⟨

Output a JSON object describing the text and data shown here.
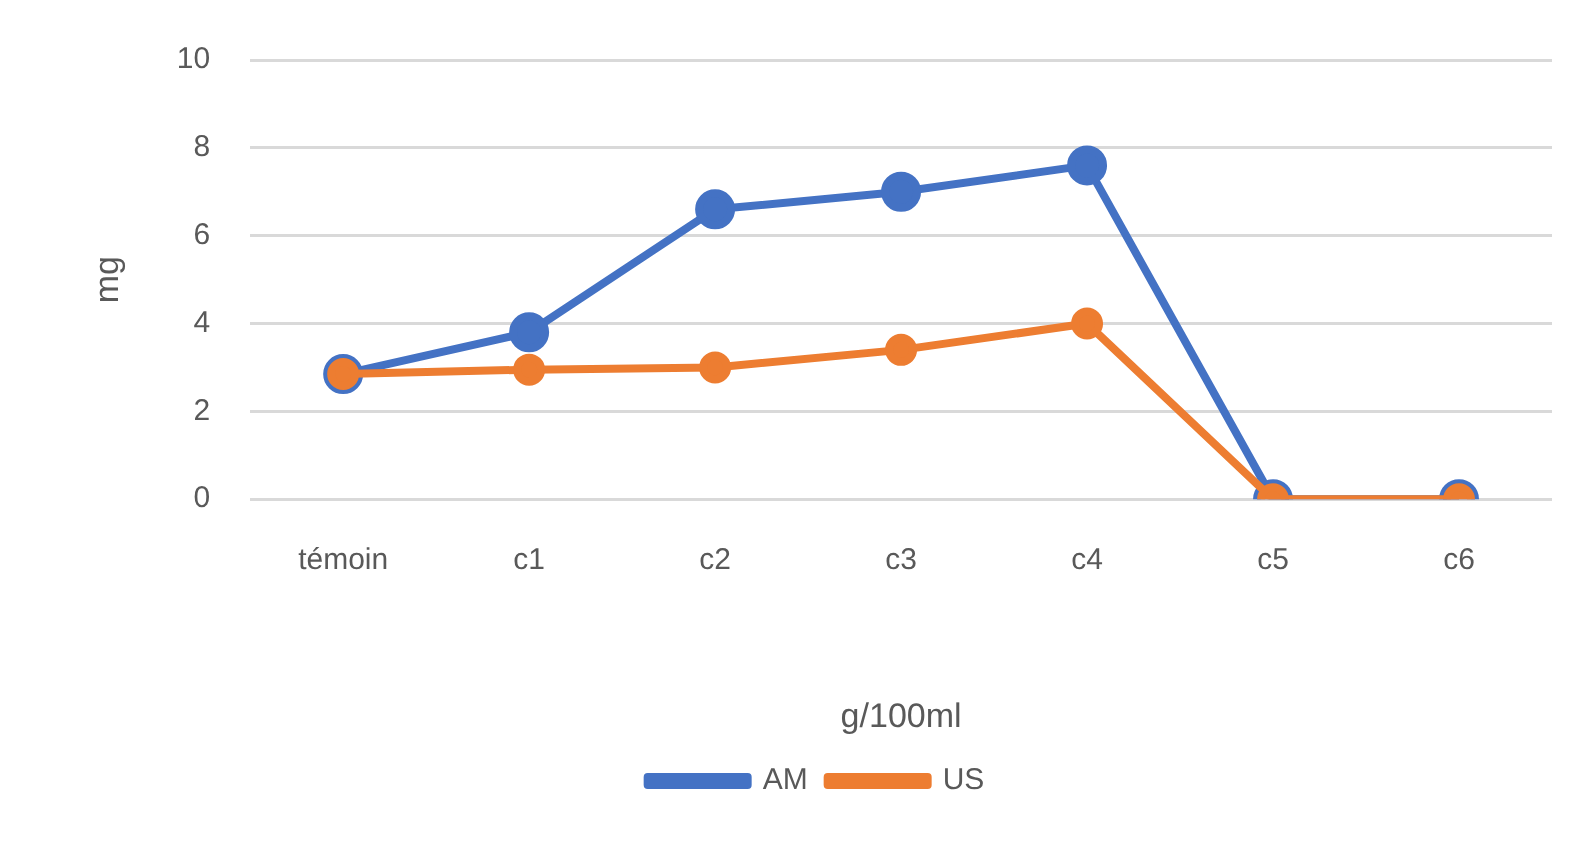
{
  "chart_data": {
    "type": "line",
    "xlabel": "g/100ml",
    "ylabel": "mg",
    "categories": [
      "témoin",
      "c1",
      "c2",
      "c3",
      "c4",
      "c5",
      "c6"
    ],
    "series": [
      {
        "name": "AM",
        "color": "#4472c4",
        "values": [
          2.85,
          3.8,
          6.6,
          7.0,
          7.6,
          0,
          0
        ]
      },
      {
        "name": "US",
        "color": "#ed7d31",
        "values": [
          2.85,
          2.95,
          3.0,
          3.4,
          4.0,
          0,
          0
        ]
      }
    ],
    "ylim": [
      0,
      10
    ],
    "yticks": [
      0,
      2,
      4,
      6,
      8,
      10
    ],
    "grid": "y",
    "legend": "bottom",
    "marker": "circle",
    "line_style": "solid"
  }
}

⟩

» TASK DESCRIPTION
Return the full material word for word. Do not include the pictures.

» COMPLETED EXERCISE
Output a JSON object describing the text and data shown here.
{
  "chart_data": {
    "type": "line",
    "xlabel": "g/100ml",
    "ylabel": "mg",
    "categories": [
      "témoin",
      "c1",
      "c2",
      "c3",
      "c4",
      "c5",
      "c6"
    ],
    "series": [
      {
        "name": "AM",
        "color": "#4472c4",
        "values": [
          2.85,
          3.8,
          6.6,
          7.0,
          7.6,
          0,
          0
        ]
      },
      {
        "name": "US",
        "color": "#ed7d31",
        "values": [
          2.85,
          2.95,
          3.0,
          3.4,
          4.0,
          0,
          0
        ]
      }
    ],
    "ylim": [
      0,
      10
    ],
    "yticks": [
      0,
      2,
      4,
      6,
      8,
      10
    ],
    "grid": "y",
    "legend": "bottom",
    "marker": "circle",
    "line_style": "solid"
  }
}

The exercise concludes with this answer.